▶ _The exercise_:
Write out every line below that includes the word "อศาสนาคร".

▶ _Data rows_:
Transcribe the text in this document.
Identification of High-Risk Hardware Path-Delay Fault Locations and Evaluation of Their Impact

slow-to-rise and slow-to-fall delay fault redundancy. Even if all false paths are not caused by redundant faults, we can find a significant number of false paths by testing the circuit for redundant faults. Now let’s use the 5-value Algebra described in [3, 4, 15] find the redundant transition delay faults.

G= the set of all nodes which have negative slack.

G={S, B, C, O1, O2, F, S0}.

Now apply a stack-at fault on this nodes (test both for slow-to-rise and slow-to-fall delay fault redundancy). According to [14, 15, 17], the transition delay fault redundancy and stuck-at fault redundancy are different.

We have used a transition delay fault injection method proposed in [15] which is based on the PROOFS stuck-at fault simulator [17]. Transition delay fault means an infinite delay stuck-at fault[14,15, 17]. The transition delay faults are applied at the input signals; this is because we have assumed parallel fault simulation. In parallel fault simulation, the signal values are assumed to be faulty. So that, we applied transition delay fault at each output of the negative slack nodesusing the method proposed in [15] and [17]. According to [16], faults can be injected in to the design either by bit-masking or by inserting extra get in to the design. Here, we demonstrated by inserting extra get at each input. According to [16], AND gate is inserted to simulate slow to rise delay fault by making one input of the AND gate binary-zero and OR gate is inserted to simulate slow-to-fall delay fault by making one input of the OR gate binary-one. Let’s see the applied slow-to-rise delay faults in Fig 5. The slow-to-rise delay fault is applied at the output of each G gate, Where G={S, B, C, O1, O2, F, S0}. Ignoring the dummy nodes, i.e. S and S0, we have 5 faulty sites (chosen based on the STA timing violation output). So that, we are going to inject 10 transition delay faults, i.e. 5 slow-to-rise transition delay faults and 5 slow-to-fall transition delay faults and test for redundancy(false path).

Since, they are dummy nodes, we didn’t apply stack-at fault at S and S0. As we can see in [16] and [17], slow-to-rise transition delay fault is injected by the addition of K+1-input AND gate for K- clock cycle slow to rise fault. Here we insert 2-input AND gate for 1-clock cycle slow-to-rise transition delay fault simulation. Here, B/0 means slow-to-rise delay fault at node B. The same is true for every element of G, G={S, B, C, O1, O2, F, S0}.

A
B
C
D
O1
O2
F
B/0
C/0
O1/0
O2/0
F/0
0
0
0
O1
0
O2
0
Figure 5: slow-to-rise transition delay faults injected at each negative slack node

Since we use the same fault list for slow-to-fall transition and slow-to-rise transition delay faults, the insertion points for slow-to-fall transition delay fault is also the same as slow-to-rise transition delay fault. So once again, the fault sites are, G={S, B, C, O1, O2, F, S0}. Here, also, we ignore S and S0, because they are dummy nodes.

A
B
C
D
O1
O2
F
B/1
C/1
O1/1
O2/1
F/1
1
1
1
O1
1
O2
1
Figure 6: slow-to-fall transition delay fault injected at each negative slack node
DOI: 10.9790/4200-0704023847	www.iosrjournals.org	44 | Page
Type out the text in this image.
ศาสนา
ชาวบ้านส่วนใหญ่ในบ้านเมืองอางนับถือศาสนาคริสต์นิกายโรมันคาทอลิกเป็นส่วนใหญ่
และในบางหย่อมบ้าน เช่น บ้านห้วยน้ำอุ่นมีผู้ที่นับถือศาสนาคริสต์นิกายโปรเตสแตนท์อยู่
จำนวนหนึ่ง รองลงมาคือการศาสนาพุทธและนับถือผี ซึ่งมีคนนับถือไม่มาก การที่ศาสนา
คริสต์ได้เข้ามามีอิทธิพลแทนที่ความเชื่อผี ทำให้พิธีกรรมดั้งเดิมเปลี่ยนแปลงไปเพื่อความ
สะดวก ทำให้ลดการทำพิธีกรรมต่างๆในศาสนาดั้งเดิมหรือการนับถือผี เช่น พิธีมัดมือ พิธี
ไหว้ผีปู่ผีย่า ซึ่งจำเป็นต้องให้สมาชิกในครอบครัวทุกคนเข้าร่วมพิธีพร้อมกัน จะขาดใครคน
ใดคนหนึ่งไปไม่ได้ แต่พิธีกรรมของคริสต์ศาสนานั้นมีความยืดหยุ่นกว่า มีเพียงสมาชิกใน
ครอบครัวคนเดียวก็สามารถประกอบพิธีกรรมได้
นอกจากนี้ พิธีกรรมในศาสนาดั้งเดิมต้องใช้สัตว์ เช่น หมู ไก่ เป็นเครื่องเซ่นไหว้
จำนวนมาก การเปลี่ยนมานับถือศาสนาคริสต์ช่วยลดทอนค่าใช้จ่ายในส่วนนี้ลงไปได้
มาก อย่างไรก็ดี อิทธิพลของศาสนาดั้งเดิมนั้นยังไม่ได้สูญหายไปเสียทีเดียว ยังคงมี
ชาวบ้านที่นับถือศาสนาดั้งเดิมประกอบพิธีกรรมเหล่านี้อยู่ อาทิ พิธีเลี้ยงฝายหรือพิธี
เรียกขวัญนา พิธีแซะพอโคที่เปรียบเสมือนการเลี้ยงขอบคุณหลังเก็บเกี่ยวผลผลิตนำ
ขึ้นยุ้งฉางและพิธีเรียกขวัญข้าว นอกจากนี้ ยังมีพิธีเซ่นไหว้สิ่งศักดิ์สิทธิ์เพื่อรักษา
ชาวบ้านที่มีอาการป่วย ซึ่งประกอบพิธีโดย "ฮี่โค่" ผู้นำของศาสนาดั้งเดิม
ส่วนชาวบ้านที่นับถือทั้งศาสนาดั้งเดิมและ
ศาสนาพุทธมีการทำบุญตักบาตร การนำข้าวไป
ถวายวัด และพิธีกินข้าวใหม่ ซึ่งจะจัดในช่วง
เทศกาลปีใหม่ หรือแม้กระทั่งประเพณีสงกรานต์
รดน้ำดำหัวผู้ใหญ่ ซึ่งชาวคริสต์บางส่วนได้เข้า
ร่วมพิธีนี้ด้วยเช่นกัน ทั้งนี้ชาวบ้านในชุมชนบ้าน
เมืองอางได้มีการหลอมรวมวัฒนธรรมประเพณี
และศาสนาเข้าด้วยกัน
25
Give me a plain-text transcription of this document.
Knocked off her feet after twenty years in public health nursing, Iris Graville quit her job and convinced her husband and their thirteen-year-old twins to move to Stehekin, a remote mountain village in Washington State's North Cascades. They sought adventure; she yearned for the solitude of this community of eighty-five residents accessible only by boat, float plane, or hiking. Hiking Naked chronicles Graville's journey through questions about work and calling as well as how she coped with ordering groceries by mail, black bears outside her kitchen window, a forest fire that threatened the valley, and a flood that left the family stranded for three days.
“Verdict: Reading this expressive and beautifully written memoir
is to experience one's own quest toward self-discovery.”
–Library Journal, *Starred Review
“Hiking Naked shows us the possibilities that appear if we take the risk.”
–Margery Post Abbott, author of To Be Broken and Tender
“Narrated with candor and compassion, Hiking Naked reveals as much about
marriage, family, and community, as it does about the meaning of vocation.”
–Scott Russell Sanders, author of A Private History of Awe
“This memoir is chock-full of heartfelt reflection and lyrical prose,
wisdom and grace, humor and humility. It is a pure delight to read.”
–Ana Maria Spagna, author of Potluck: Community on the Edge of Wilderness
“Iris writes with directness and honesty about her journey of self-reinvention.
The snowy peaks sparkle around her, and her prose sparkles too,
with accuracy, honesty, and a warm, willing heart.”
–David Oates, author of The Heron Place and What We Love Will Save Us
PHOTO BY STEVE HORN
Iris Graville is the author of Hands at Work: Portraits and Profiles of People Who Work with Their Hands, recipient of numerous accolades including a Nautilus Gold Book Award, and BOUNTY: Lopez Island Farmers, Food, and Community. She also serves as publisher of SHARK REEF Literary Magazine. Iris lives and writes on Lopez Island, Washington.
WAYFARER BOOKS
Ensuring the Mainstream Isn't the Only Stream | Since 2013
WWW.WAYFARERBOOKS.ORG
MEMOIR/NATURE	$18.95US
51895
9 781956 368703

▶ _Task output_:
ชาวบ้านส่วนใหญ่ในบ้านเมืองอางนับถือศาสนาคริสต์นิกายโรมันคาทอลิกเป็นส่วนใหญ่
และในบางหย่อมบ้าน เช่น บ้านห้วยน้ำอุ่นมีผู้ที่นับถือศาสนาคริสต์นิกายโปรเตสแตนท์อยู่
จำนวนมาก การเปลี่ยนมานับถือศาสนาคริสต์ช่วยลดทอนค่าใช้จ่ายในส่วนนี้ลงไปได้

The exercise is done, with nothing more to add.